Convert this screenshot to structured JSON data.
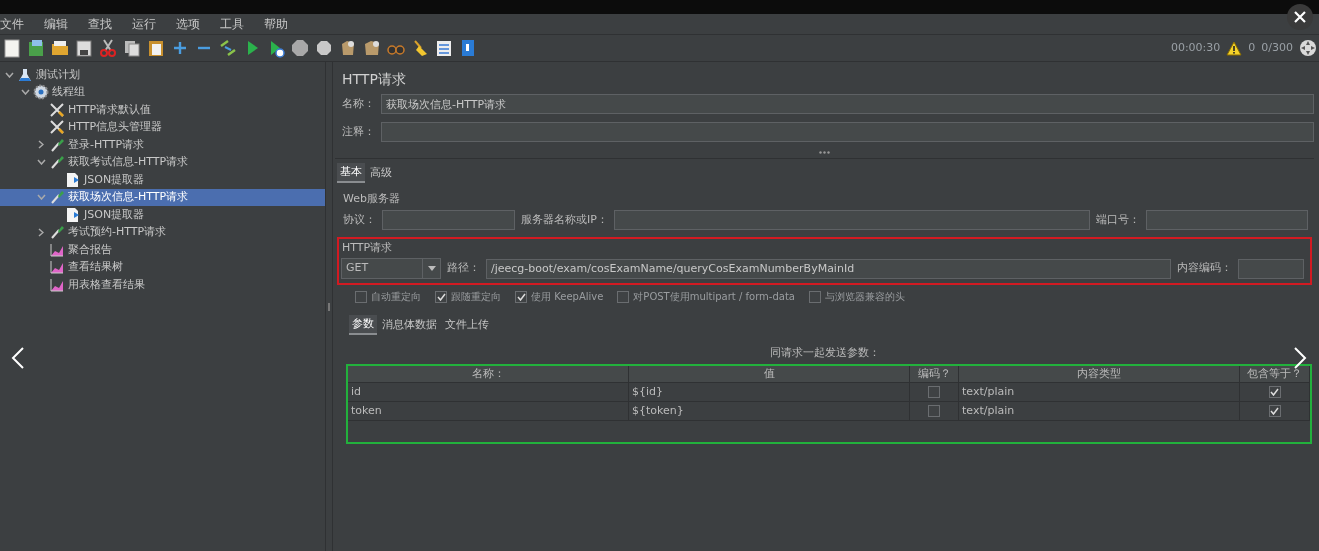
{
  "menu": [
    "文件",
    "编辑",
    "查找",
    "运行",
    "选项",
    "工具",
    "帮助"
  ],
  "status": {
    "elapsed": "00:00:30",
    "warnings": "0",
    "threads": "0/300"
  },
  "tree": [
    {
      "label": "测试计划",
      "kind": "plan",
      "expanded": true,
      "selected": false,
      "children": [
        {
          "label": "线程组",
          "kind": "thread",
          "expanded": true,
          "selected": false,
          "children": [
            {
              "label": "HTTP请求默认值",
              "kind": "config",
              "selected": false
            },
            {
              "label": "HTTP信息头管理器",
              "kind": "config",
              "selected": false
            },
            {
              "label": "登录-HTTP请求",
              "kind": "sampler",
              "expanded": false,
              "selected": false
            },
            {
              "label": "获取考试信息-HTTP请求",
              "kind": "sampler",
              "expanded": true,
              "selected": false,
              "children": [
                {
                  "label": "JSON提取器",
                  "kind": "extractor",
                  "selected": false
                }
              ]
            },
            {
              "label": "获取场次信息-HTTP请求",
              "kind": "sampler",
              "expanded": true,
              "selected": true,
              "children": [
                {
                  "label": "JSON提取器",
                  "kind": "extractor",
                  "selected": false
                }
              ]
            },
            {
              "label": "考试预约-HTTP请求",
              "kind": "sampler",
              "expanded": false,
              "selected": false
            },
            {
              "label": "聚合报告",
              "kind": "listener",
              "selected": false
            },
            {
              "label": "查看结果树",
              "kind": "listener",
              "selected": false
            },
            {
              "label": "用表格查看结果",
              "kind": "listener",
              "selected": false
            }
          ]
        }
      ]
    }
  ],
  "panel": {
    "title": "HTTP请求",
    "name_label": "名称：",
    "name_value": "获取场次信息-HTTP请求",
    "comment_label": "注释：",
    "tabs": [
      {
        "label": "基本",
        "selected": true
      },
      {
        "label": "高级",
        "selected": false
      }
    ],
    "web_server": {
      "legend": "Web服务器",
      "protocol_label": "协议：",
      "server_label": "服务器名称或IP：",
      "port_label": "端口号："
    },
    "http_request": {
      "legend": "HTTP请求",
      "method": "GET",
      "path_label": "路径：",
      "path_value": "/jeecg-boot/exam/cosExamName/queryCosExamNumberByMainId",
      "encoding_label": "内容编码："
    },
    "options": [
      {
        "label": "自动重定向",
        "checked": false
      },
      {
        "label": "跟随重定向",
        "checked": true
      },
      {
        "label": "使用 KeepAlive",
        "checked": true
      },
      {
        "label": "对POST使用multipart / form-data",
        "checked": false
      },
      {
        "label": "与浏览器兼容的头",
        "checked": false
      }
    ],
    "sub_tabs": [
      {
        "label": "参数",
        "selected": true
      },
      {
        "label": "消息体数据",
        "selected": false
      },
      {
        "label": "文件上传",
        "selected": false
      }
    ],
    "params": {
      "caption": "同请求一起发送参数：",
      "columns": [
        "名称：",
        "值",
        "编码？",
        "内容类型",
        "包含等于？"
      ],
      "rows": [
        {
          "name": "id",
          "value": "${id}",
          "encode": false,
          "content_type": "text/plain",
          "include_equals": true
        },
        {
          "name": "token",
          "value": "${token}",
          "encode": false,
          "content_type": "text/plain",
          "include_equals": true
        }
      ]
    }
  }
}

● **Problem to work on**
From the entries above, extract every line where the word "获取场次信息" appears.

● **Exercise answer**
              "label": "获取场次信息-HTTP请求",
    "name_value": "获取场次信息-HTTP请求",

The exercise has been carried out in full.